#### TASK BRIEF:
Copy out lines with the word "tylnego" from the material that follows.

#### RECORDS SHOWN:
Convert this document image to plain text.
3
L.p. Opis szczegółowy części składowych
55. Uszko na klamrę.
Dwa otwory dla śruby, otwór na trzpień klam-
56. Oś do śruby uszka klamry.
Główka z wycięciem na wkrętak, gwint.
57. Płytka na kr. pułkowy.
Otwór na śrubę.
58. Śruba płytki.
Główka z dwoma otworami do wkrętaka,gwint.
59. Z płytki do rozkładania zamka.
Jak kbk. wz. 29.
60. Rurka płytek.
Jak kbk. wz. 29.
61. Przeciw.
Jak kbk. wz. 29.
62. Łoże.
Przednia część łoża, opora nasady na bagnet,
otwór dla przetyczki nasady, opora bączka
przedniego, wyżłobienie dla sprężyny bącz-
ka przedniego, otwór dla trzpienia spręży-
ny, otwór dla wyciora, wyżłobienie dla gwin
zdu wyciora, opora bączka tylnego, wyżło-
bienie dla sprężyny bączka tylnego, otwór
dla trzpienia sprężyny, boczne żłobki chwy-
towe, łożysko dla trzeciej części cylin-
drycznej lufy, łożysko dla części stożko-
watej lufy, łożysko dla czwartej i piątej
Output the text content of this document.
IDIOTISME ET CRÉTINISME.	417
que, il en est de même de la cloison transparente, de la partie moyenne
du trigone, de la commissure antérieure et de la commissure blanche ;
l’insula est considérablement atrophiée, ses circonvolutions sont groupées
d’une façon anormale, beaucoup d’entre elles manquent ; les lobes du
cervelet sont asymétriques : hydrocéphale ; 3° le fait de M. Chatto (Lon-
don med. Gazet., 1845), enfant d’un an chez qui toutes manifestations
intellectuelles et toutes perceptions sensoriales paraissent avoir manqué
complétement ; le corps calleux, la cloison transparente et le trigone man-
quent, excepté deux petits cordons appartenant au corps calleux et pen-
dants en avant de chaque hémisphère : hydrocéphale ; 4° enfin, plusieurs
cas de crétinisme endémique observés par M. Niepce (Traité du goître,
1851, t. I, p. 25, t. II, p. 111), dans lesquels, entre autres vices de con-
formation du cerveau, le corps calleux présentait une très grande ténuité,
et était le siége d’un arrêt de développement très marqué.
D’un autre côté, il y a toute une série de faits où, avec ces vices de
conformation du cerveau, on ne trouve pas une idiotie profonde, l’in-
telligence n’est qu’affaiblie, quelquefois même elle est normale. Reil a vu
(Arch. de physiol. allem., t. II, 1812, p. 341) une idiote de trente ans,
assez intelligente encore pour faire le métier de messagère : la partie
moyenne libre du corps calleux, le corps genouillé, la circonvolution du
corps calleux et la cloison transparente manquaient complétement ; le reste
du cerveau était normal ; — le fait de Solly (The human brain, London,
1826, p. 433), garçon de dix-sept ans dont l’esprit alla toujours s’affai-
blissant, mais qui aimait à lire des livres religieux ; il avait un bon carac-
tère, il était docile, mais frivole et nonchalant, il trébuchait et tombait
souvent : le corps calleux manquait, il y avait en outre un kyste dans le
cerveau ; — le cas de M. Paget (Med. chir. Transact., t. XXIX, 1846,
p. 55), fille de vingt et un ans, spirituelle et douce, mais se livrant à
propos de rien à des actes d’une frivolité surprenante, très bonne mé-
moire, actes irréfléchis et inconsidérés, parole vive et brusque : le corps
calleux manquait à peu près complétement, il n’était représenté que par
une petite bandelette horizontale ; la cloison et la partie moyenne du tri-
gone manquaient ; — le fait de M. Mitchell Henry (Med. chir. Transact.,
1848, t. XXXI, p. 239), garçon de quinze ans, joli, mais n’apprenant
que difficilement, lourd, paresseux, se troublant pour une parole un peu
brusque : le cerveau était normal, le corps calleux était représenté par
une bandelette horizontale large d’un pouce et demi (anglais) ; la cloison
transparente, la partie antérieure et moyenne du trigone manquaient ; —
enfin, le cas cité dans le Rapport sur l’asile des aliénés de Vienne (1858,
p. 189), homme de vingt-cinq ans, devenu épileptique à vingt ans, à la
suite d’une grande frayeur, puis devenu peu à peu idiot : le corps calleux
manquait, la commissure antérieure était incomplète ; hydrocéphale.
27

#### ANSWER TO THE TASK:
zdu wyciora, opora bączka tylnego, wyżło-
bienie dla sprężyny bączka tylnego, otwór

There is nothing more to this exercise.